#### MATERIAL FOR THIS TASK ####
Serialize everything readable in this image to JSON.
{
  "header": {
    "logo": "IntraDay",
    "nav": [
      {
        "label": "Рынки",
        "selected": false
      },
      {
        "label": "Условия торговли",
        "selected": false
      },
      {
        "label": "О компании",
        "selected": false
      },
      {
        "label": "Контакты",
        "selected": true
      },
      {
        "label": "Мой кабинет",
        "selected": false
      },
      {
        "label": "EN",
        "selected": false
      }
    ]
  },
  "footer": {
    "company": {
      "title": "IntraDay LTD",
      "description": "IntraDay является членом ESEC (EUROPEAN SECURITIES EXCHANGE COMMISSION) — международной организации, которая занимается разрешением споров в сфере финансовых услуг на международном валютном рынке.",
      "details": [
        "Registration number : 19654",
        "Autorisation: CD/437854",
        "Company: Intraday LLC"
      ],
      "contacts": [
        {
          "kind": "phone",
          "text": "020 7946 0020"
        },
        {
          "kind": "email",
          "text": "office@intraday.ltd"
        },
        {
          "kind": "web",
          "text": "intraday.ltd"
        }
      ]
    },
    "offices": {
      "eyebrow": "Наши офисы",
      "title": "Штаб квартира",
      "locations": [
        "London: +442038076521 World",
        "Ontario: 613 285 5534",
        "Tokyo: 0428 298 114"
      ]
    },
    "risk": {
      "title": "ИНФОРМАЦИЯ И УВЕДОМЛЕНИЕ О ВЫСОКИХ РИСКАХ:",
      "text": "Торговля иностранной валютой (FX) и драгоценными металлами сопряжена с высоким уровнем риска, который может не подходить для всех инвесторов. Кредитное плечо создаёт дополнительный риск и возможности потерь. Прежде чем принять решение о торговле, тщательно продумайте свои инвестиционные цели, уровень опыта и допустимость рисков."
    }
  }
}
####
#### MATERIAL FOR THIS TASK ####
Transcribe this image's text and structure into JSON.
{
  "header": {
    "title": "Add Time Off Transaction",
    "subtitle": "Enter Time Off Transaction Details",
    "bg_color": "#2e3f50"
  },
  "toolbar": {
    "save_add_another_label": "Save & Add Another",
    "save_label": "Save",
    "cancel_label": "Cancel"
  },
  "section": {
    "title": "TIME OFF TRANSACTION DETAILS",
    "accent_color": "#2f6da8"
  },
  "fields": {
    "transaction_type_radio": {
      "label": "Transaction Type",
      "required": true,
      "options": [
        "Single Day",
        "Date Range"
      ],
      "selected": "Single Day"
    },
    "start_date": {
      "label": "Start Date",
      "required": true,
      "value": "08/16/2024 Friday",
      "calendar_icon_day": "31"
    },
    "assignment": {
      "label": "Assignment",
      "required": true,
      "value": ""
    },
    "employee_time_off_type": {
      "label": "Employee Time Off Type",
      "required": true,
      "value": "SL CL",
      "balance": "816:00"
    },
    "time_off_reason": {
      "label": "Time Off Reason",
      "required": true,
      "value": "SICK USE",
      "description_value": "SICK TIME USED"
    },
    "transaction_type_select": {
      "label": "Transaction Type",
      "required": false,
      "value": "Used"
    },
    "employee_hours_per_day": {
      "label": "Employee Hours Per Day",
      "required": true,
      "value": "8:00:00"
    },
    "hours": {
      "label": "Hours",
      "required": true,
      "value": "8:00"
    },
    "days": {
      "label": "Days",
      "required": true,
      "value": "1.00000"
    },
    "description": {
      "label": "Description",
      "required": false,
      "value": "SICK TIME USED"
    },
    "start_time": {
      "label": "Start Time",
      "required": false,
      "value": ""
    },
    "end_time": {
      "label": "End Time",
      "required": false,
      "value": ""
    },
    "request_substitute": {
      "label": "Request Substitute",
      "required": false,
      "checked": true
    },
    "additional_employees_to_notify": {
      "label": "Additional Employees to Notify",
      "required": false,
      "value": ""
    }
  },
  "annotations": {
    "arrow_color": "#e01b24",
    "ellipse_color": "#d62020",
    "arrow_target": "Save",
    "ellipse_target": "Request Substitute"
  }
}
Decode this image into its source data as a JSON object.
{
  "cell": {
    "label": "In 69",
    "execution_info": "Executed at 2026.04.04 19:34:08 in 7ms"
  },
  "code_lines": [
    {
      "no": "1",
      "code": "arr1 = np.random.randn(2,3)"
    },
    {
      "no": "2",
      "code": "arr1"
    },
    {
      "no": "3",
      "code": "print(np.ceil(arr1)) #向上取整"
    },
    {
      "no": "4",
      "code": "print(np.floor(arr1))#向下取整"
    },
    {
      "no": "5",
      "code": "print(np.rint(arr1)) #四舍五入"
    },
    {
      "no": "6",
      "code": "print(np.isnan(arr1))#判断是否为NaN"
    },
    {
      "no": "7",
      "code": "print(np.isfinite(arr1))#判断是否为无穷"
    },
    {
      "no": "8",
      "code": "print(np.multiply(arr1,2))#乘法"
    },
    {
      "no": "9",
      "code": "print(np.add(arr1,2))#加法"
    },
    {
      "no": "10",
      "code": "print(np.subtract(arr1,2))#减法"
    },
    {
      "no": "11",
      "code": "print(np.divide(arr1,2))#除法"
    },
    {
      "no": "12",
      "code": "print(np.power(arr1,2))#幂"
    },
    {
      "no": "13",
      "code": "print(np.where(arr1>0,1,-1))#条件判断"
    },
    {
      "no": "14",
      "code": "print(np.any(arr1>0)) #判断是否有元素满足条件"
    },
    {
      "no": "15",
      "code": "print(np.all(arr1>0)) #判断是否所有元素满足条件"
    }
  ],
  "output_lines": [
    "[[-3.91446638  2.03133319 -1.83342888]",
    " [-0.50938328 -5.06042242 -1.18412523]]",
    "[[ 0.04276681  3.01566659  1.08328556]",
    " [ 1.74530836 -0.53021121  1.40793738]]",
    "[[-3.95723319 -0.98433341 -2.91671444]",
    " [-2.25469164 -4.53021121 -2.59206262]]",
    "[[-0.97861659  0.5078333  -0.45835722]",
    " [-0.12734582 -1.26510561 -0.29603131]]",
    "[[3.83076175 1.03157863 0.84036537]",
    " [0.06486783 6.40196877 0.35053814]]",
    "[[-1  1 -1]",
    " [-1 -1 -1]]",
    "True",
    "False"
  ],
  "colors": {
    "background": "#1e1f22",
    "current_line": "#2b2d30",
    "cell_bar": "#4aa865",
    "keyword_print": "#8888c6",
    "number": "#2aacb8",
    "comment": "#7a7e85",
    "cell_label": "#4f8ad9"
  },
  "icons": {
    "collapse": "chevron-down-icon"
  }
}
####
#### MATERIAL FOR THIS TASK ####
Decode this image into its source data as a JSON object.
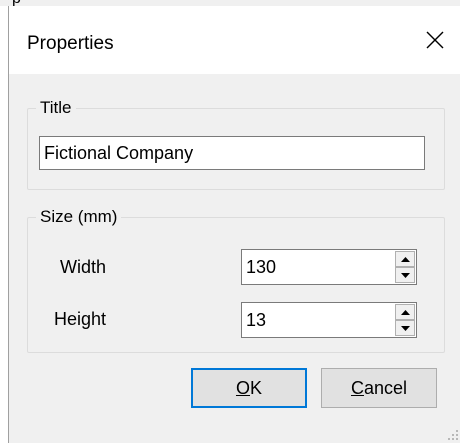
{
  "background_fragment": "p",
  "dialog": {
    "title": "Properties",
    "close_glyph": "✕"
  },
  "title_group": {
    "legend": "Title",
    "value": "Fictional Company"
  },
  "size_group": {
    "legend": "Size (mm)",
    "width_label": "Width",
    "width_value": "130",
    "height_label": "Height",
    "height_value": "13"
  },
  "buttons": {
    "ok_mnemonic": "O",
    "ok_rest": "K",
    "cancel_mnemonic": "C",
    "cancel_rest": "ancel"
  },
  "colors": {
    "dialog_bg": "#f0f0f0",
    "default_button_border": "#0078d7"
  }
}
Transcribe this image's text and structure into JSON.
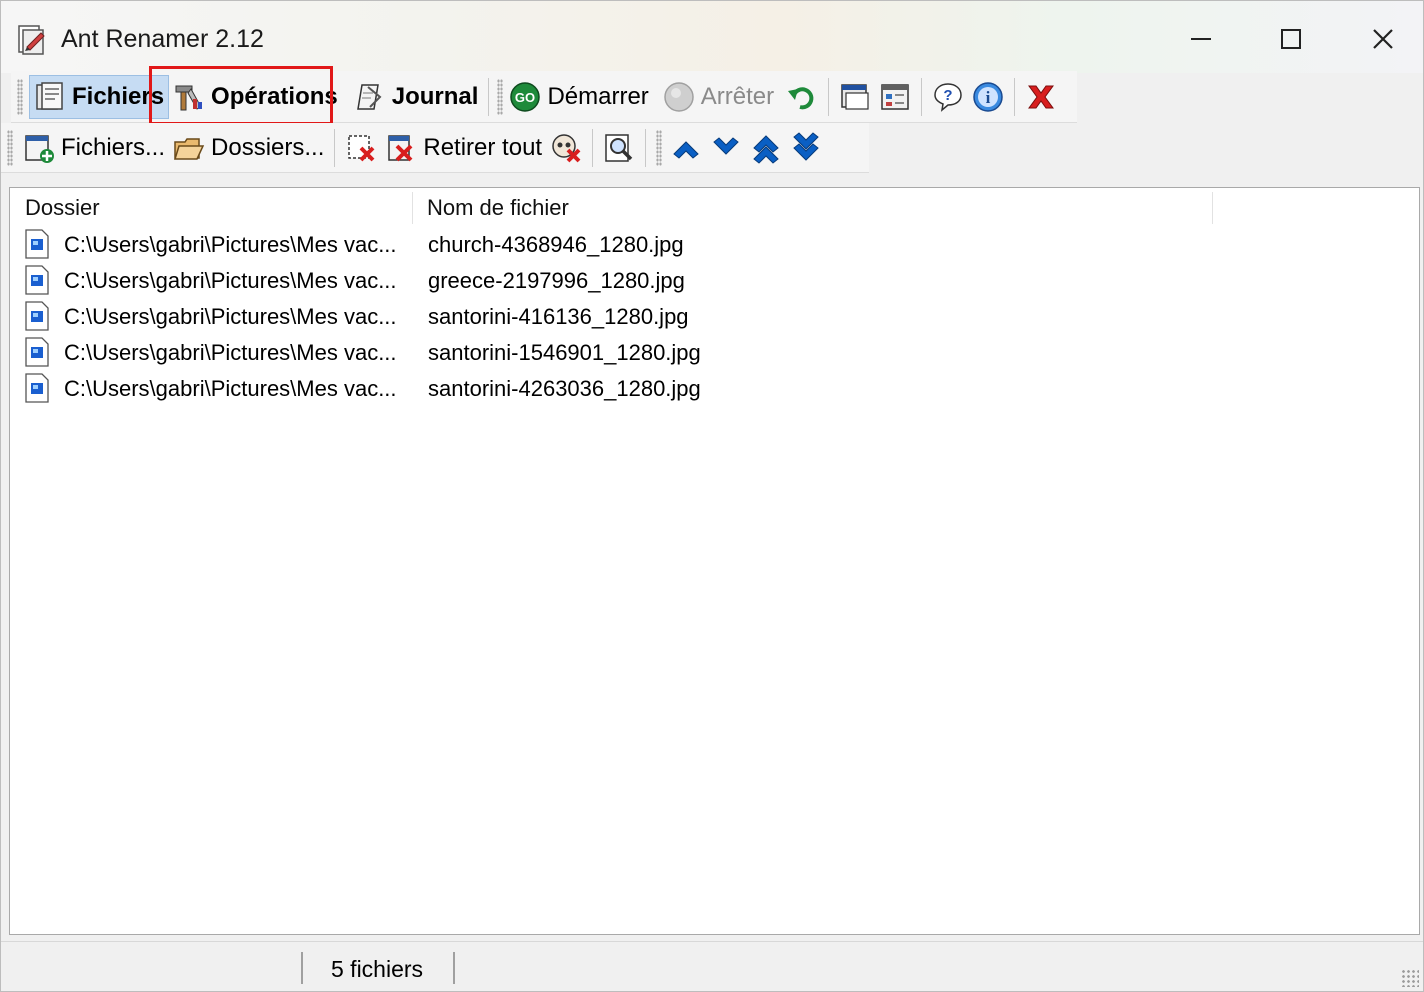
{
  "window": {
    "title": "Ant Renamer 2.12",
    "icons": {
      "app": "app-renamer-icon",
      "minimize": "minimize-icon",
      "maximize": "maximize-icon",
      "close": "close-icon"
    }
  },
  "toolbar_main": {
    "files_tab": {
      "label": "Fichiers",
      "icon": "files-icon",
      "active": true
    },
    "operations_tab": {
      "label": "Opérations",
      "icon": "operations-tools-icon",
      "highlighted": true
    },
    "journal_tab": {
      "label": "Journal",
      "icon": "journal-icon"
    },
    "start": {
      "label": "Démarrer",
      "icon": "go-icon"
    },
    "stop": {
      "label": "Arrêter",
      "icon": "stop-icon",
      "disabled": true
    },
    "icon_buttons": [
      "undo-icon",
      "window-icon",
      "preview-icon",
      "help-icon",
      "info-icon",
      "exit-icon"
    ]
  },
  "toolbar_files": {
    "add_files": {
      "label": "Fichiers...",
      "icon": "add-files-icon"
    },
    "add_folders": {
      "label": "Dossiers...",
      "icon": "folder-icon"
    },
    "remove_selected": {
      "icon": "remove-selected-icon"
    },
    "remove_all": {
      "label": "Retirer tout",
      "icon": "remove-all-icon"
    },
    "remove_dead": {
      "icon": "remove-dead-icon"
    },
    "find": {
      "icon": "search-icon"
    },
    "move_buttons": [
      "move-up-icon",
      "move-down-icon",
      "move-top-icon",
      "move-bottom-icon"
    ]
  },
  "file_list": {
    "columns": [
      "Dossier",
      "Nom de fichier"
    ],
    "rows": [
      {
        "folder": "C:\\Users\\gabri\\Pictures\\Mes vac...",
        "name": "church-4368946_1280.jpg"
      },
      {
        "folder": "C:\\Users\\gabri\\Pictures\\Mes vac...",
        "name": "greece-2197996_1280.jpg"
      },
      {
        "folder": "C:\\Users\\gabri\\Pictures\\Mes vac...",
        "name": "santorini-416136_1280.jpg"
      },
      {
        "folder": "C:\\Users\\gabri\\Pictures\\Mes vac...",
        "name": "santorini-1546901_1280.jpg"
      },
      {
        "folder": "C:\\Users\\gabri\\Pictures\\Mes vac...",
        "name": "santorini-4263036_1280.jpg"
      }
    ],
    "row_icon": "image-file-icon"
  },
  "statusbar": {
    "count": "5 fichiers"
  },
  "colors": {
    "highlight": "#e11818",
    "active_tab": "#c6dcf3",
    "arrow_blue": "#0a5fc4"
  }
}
####
• EXERCISE INSTRUCTIONS
Where a line contains the string "Save", extract that line.

• RESULT OF THIS EXERCISE
    "save_add_another_label": "Save & Add Another",
    "save_label": "Save",
    "arrow_target": "Save",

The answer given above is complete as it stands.